Instructions to follow ▸
Take from the listing each line that has the string "true".

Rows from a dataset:
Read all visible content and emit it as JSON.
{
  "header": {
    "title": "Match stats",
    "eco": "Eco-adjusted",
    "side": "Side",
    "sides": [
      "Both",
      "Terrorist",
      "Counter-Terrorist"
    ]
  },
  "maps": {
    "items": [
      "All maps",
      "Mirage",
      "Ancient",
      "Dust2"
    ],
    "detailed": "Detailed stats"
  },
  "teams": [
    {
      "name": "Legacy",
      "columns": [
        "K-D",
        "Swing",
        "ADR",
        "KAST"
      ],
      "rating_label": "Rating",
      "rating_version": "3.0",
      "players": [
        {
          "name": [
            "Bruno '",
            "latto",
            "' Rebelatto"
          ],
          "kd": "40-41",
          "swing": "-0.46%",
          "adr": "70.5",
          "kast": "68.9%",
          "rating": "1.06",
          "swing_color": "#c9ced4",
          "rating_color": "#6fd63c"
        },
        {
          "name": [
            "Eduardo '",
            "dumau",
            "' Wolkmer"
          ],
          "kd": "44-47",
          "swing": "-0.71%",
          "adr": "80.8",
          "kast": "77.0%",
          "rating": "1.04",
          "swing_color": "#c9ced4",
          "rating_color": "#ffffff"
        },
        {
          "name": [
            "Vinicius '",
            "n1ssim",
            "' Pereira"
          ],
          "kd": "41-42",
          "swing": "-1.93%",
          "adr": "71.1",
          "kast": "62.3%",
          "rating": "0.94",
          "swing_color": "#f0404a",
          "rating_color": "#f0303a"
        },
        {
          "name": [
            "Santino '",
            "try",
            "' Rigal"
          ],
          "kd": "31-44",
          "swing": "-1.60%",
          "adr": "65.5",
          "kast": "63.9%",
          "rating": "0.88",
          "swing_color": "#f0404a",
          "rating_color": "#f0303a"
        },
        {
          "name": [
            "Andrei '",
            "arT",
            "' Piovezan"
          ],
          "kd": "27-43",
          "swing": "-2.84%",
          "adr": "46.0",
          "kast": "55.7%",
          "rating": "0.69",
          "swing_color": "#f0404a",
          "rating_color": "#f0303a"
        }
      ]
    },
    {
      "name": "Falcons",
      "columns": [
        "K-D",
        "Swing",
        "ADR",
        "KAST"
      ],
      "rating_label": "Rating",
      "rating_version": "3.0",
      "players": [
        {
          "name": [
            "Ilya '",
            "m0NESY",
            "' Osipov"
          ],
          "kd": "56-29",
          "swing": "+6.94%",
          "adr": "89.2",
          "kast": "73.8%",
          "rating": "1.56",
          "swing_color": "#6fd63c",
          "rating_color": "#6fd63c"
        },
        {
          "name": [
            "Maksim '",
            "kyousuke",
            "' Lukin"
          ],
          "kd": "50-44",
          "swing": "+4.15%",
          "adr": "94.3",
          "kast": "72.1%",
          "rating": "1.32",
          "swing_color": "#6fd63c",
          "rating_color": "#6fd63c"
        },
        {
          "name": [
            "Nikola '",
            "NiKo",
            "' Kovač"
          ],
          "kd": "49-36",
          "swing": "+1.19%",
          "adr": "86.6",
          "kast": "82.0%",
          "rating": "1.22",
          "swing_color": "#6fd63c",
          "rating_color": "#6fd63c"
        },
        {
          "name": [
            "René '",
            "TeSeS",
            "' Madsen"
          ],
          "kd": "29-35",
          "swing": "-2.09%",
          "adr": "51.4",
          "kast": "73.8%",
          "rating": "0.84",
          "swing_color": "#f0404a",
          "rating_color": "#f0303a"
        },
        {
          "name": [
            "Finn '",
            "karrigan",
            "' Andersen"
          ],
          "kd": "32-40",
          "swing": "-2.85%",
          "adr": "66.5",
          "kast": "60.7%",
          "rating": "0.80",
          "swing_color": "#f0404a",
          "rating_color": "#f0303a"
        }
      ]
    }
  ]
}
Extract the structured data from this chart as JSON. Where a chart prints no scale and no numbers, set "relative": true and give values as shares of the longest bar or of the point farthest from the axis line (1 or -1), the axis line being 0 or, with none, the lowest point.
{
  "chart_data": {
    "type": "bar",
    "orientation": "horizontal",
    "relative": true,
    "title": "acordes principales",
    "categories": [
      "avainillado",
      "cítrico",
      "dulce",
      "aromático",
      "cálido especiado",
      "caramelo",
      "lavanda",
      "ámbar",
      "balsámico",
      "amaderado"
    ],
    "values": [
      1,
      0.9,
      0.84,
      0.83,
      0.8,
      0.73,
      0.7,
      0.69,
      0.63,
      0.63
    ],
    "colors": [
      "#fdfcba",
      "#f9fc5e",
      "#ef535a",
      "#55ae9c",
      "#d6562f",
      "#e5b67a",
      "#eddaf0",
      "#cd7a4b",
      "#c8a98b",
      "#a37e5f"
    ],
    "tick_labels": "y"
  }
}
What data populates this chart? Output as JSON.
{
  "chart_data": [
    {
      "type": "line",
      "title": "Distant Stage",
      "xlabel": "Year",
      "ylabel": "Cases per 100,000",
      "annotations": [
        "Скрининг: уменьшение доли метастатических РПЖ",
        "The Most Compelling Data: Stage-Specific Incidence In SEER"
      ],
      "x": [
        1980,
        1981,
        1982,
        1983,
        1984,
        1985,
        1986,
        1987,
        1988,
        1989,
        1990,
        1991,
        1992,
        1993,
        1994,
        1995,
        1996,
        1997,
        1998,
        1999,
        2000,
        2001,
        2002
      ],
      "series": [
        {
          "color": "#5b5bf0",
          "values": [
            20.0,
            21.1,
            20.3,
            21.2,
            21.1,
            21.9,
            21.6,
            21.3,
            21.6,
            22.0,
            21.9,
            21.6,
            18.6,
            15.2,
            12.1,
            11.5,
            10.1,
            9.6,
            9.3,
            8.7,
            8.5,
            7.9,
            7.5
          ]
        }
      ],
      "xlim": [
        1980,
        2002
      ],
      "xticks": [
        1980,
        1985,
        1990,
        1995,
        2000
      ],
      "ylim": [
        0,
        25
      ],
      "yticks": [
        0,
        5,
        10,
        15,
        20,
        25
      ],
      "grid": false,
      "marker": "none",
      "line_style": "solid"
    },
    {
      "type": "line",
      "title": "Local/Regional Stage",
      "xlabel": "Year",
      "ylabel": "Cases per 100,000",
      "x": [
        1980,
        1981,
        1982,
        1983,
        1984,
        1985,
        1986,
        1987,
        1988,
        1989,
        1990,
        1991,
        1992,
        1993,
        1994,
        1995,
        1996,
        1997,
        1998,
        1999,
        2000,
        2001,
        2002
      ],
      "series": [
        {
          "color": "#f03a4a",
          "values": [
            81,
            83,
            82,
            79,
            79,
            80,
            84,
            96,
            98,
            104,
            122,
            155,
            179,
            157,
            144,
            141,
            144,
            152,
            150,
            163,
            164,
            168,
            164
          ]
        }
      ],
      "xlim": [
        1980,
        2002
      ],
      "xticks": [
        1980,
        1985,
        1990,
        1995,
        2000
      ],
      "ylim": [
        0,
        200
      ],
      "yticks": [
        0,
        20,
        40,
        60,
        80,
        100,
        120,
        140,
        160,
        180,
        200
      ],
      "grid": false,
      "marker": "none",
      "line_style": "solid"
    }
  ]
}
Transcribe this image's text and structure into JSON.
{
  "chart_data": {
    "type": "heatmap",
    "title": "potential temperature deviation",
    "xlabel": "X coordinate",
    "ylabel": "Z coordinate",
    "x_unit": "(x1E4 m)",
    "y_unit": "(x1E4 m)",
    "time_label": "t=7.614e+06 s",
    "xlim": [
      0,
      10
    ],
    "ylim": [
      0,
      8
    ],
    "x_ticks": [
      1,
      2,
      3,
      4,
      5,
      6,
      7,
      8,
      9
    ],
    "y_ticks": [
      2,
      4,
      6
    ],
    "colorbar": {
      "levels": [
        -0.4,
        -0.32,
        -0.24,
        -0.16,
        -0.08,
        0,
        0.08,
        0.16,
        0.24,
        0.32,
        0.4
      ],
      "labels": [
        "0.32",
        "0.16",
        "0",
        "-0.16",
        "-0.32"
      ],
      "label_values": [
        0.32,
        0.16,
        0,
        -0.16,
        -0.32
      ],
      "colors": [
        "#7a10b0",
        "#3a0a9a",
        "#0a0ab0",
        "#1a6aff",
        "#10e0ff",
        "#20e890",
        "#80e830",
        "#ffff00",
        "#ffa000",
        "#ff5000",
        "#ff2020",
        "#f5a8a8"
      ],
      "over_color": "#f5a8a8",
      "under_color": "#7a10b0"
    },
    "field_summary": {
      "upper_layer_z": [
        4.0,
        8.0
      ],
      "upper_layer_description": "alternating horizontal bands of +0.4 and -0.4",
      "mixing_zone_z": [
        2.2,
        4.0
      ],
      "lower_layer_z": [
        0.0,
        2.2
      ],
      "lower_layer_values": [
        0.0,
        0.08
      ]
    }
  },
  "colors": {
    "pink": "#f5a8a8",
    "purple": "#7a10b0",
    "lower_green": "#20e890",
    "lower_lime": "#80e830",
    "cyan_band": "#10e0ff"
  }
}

Solution for this problem ▸
Extract the structured data from this chart as JSON. Where a chart prints no scale and no numbers, set "relative": true and give values as shares of the longest bar or of the point farthest from the axis line (1 or -1), the axis line being 0 or, with none, the lowest point.
    "relative": true,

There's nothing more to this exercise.